Copy all lines in which the word "movement" can be found.

-------- Data

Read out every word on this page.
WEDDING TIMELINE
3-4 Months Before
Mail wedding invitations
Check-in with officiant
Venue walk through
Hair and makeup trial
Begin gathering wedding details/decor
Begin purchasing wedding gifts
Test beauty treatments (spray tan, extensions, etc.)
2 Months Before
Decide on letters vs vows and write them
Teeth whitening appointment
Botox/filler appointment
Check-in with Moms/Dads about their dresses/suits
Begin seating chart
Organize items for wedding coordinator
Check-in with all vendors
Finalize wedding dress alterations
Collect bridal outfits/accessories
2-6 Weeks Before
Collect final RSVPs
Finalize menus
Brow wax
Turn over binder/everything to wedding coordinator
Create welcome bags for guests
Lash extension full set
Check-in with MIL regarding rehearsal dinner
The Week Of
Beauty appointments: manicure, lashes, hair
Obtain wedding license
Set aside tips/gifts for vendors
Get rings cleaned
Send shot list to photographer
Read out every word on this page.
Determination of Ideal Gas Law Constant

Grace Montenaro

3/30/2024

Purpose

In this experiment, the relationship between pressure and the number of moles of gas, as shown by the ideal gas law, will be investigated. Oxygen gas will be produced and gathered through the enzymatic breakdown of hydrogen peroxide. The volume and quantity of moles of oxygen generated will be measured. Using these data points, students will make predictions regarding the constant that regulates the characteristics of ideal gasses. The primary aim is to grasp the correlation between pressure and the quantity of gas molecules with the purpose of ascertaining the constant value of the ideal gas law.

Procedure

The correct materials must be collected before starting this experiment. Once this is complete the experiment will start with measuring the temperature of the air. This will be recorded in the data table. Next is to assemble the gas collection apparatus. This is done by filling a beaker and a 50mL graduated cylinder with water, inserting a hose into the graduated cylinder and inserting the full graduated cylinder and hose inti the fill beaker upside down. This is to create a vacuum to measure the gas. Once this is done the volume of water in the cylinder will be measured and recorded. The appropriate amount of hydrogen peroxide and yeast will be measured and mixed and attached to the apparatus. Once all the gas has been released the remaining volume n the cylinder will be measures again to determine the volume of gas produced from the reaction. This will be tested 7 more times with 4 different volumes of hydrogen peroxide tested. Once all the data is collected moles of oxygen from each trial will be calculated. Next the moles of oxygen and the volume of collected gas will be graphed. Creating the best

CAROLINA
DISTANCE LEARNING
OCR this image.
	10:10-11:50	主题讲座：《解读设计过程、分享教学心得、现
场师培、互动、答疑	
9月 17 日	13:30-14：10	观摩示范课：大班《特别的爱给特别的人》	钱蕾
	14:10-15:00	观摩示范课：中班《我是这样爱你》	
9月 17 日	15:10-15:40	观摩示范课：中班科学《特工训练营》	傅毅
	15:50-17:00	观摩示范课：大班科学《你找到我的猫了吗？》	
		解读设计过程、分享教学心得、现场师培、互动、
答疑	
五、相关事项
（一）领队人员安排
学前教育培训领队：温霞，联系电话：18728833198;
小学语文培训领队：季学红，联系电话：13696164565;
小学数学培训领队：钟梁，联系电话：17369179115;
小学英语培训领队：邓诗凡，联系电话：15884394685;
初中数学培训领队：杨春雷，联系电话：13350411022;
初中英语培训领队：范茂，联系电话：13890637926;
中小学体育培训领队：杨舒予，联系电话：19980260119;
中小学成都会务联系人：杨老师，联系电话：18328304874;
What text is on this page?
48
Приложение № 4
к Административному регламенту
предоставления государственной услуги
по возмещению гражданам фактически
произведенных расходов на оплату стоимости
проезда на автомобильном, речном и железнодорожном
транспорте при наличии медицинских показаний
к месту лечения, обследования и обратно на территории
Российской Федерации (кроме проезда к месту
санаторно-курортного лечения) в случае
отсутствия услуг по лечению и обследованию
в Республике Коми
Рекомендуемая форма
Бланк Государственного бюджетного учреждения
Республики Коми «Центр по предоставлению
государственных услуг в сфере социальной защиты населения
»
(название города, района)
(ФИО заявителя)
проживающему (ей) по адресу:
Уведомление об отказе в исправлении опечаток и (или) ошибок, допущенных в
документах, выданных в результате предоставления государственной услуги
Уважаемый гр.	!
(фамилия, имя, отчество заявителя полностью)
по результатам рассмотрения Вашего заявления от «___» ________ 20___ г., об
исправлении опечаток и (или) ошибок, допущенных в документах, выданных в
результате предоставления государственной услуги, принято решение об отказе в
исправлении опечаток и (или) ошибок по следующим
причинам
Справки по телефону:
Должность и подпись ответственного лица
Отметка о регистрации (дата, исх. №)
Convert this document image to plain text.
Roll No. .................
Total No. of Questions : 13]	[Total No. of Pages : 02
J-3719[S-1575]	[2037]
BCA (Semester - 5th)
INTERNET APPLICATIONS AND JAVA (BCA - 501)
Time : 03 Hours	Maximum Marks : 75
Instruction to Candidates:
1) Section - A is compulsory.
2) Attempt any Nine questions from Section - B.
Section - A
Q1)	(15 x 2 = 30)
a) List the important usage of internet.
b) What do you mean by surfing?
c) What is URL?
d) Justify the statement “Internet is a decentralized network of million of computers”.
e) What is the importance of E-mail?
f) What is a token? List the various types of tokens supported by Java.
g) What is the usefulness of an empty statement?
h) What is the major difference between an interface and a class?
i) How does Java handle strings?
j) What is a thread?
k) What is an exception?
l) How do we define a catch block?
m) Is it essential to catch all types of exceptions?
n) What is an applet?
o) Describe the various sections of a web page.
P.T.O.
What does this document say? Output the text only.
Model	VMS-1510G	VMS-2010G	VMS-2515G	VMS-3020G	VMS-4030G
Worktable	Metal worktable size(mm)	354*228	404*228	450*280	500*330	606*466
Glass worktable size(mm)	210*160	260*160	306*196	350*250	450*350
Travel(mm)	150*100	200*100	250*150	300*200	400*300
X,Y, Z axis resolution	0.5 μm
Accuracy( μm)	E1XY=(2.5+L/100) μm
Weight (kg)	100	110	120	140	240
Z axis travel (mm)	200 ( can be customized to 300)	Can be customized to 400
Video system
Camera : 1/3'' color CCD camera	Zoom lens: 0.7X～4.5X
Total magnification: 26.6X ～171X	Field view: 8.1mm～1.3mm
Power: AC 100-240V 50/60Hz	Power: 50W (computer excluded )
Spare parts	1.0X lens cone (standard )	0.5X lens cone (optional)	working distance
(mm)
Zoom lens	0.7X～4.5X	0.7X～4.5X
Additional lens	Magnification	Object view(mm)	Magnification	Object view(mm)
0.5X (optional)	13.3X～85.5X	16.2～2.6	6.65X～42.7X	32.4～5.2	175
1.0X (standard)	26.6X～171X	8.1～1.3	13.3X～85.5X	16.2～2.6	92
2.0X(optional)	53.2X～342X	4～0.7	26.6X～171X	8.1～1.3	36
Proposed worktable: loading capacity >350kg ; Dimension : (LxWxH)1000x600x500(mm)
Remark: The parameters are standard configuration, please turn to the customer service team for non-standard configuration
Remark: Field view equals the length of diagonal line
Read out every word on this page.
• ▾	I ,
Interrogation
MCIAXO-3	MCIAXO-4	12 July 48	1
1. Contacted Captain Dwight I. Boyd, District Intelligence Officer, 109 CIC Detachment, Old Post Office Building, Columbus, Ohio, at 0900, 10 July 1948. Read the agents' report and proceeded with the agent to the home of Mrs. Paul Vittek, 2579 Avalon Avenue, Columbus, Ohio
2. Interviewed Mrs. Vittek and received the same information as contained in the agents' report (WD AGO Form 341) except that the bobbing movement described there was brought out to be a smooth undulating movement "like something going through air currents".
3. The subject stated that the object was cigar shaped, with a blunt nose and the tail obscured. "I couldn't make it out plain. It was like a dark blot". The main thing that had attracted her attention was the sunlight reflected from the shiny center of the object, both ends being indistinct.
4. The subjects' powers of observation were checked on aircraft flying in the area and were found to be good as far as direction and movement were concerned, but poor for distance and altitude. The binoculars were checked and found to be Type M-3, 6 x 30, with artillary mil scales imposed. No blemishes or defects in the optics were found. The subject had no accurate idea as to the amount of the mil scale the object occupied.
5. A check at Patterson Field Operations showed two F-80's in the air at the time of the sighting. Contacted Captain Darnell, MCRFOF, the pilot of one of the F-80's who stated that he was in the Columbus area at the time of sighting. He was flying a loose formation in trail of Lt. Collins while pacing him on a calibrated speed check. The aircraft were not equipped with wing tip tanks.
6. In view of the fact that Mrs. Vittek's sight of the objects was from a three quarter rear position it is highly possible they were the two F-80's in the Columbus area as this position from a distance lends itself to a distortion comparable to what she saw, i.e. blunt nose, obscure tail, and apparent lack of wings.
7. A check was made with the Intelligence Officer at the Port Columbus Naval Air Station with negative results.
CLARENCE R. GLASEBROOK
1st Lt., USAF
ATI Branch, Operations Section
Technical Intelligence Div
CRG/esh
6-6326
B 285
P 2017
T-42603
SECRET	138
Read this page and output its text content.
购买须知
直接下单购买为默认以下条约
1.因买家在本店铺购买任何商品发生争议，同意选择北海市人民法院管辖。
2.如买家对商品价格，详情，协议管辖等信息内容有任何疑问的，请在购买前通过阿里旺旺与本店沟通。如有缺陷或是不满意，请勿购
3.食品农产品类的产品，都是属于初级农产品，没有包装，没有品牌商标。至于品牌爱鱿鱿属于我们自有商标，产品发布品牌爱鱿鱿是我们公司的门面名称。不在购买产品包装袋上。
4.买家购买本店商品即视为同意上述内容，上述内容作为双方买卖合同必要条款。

----------------

**Solved problem**
2. Interviewed Mrs. Vittek and received the same information as contained in the agents' report (WD AGO Form 341) except that the bobbing movement described there was brought out to be a smooth undulating movement "like something going through air currents".
4. The subjects' powers of observation were checked on aircraft flying in the area and were found to be good as far as direction and movement were concerned, but poor for distance and altitude. The binoculars were checked and found to be Type M-3, 6 x 30, with artillary mil scales imposed. No blemishes or defects in the optics were found. The subject had no accurate idea as to the amount of the mil scale the object occupied.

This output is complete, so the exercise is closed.